> Task
Check every line for the word "Short" and state how many lines have it. Reply with the number alone.

-- Begin Provided information --

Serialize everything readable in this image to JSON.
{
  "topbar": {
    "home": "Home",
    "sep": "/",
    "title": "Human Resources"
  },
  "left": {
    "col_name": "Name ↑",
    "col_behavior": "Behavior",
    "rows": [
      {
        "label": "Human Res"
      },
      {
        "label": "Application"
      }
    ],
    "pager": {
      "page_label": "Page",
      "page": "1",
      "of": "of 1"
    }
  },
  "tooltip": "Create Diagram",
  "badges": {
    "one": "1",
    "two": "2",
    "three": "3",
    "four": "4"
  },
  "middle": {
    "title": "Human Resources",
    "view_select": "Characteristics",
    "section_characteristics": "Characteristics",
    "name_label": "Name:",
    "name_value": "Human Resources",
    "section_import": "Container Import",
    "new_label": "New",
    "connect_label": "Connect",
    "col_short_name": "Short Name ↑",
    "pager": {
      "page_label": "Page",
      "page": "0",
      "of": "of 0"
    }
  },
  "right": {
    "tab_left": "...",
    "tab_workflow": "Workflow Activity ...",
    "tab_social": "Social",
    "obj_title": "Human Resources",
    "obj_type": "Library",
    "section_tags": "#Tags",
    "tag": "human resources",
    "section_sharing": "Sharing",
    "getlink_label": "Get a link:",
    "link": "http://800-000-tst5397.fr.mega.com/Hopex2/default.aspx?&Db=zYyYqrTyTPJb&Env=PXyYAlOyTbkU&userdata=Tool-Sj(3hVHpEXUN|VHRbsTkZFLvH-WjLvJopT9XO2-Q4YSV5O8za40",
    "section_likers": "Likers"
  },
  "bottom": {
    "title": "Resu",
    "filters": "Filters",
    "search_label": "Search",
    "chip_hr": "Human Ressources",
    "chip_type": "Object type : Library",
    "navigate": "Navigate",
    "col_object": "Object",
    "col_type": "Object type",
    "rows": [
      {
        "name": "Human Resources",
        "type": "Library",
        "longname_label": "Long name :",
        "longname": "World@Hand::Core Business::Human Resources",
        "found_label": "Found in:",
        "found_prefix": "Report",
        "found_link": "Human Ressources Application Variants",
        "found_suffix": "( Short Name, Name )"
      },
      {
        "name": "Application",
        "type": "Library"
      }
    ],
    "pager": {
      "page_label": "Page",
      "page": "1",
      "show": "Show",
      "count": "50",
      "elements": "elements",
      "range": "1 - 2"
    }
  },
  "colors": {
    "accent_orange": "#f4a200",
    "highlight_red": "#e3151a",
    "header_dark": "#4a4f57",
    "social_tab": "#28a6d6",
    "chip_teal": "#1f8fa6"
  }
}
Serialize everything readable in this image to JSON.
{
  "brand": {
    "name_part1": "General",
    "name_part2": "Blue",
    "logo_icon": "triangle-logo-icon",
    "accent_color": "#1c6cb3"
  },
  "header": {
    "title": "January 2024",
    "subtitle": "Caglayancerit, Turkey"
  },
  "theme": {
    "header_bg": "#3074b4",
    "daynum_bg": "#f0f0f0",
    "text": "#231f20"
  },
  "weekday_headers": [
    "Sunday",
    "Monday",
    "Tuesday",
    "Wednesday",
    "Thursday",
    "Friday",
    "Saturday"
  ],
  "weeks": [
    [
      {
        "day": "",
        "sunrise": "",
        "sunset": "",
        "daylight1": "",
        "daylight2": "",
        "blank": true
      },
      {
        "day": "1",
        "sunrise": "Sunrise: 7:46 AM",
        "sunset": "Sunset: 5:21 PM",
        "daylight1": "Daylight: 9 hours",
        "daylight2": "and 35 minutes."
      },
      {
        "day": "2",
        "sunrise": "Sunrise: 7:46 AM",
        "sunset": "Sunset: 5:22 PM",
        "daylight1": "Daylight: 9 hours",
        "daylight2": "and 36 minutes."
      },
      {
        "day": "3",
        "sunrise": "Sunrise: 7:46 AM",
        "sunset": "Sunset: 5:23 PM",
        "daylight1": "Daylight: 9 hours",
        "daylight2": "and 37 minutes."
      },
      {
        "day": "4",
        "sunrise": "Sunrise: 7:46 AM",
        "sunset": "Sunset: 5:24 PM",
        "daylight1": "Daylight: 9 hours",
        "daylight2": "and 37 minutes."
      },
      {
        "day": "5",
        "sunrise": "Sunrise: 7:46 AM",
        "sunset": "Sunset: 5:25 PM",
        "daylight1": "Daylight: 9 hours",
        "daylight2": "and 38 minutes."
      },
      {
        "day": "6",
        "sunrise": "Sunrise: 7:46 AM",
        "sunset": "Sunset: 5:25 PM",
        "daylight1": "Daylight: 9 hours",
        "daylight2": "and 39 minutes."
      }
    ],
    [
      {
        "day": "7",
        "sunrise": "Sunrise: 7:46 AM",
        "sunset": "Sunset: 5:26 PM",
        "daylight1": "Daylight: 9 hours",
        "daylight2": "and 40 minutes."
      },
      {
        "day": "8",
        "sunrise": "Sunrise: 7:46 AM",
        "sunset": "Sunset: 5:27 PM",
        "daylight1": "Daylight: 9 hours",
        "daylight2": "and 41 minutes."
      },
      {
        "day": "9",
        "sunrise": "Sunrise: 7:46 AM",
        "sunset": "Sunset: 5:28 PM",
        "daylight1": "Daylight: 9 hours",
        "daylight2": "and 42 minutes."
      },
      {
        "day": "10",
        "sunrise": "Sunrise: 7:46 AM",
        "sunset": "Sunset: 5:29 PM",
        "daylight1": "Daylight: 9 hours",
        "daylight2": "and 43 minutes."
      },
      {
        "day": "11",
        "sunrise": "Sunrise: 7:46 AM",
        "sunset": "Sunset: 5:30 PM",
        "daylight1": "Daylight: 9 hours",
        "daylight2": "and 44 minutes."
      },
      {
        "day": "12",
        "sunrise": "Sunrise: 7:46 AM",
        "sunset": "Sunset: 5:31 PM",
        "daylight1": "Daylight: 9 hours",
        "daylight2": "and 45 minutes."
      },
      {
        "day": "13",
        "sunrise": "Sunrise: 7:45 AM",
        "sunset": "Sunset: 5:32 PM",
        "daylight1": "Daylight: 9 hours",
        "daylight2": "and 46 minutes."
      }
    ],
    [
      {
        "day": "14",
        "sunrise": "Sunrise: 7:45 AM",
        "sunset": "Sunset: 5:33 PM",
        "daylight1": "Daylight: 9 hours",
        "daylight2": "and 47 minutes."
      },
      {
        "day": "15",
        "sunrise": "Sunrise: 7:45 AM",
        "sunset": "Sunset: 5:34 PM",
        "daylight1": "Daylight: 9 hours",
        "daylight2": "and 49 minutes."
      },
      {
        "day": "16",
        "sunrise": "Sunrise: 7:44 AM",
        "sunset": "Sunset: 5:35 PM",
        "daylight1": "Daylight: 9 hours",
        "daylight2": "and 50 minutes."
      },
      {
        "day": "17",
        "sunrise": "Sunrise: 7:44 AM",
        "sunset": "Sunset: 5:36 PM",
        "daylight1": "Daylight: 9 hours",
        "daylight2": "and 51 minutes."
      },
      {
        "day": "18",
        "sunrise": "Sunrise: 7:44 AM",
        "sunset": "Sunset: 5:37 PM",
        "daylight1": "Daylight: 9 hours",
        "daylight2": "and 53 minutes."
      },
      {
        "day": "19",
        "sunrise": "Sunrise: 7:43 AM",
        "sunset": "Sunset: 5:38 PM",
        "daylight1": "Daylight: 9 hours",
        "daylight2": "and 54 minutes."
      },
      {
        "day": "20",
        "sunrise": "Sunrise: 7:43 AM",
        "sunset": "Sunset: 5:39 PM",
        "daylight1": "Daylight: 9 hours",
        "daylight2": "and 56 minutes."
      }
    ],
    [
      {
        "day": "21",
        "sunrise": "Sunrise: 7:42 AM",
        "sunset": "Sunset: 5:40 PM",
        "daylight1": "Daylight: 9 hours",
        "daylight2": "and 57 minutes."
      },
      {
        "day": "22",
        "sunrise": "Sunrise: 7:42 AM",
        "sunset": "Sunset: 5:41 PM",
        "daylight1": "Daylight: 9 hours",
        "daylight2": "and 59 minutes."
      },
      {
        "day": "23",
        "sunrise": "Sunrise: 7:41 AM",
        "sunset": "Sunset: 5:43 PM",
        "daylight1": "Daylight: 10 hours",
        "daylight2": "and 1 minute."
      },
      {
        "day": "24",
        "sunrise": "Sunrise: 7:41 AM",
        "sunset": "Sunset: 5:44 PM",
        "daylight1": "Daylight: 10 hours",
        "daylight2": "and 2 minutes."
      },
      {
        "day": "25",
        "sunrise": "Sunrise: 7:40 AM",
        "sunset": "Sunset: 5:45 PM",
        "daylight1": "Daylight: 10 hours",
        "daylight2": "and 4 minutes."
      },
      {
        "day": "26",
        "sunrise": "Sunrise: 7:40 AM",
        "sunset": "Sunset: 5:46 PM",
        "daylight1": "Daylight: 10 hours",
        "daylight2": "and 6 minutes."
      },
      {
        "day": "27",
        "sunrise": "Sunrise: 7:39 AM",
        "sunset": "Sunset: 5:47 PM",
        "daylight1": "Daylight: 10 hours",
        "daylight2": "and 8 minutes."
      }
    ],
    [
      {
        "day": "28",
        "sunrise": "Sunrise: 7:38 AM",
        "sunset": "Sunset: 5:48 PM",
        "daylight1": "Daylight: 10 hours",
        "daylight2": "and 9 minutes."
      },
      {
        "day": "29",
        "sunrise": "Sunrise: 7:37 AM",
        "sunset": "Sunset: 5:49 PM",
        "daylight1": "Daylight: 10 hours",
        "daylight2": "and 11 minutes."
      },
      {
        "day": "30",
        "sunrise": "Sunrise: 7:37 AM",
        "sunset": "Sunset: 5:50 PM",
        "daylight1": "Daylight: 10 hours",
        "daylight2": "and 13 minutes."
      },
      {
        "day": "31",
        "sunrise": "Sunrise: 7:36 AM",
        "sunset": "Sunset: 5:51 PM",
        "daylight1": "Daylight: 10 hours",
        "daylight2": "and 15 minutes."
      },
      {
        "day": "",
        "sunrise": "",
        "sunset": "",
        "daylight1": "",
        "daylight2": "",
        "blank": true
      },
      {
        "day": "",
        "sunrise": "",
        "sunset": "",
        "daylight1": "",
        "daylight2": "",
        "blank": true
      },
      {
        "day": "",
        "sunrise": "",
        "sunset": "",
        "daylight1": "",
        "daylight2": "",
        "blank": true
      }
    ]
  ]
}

-- End Provided information --

> Completed exercise
2